_WHAT YOU ARE ASKED TO DO_:
List every line in this data where the string "круглопильный" occurs.

_ENTRIES SHOWN_:
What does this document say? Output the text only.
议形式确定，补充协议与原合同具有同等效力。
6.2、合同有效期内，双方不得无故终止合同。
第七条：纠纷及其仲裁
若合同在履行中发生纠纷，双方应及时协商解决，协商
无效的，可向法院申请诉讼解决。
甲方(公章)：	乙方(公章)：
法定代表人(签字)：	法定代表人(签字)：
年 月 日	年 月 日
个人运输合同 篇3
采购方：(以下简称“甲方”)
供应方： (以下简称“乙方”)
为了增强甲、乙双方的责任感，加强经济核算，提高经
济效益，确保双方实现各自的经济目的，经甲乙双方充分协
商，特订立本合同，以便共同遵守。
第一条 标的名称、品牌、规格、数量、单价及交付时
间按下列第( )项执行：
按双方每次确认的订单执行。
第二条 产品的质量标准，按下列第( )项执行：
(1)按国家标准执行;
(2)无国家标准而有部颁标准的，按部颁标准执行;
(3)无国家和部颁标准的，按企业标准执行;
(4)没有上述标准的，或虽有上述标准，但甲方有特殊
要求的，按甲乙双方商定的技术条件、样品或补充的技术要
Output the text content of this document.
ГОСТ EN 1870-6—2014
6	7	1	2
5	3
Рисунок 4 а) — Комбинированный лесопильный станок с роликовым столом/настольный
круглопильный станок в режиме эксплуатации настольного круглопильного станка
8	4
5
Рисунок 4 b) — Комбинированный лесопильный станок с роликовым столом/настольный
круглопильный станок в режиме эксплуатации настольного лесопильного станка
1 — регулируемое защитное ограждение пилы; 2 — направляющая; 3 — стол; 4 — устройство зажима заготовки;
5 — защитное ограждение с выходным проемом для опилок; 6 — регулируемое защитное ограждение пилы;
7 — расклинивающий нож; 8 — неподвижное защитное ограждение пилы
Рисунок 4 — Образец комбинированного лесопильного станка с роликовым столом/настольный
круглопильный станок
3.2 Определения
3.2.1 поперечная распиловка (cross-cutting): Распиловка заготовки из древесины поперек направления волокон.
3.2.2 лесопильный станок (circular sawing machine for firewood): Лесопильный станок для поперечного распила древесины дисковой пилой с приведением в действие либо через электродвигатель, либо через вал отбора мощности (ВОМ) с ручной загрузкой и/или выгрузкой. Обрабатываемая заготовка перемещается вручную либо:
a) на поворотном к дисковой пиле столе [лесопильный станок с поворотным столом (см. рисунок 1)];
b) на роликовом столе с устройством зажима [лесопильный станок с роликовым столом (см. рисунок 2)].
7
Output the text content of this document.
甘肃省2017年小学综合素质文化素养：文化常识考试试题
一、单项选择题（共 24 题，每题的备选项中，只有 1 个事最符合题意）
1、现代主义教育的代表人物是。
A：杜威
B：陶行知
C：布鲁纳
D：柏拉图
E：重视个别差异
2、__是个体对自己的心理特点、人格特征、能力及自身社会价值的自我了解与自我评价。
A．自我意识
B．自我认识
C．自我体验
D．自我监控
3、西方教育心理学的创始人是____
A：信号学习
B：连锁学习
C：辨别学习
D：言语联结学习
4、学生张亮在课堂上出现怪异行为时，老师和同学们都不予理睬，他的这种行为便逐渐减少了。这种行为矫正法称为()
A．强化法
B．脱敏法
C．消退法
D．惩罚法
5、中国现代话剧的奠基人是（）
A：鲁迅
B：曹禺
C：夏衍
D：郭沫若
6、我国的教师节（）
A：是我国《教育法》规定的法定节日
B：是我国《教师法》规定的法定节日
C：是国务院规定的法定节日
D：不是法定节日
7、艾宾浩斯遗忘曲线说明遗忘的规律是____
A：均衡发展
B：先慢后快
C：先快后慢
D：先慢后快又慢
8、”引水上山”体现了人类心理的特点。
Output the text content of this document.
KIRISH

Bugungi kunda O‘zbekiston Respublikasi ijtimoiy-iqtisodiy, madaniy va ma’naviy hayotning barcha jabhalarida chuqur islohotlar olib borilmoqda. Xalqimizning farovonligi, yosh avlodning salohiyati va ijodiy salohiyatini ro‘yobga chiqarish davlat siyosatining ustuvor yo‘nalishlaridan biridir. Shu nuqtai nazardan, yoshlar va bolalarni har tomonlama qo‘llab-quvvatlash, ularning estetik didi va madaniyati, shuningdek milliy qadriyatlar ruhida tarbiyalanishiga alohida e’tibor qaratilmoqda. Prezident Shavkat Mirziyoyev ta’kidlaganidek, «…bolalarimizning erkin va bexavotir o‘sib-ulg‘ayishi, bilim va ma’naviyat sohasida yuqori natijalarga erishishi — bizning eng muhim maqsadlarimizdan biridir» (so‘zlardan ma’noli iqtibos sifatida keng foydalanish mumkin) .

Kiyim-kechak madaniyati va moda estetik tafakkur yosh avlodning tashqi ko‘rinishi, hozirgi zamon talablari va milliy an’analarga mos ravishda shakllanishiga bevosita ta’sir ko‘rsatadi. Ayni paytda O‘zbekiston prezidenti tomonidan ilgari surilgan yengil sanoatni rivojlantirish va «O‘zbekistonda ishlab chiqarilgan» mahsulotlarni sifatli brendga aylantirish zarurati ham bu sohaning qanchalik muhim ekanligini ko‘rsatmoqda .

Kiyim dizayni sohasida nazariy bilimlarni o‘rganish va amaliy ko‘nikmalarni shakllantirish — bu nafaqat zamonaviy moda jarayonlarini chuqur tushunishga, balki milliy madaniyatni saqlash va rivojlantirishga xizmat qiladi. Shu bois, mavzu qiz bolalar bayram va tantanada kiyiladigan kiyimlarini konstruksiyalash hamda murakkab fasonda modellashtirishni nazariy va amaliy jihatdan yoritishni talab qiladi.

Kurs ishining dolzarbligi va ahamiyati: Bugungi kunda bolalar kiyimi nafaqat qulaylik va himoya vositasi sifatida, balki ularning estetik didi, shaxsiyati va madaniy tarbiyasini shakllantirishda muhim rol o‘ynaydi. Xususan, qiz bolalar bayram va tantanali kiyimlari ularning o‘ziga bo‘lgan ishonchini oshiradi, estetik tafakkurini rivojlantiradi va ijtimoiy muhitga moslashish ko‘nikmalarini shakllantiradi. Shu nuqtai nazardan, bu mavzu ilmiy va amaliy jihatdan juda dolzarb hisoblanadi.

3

_WORKED ANSWER_:
круглопильный станок в режиме эксплуатации настольного круглопильного станка
круглопильный станок в режиме эксплуатации настольного лесопильного станка
круглопильный станок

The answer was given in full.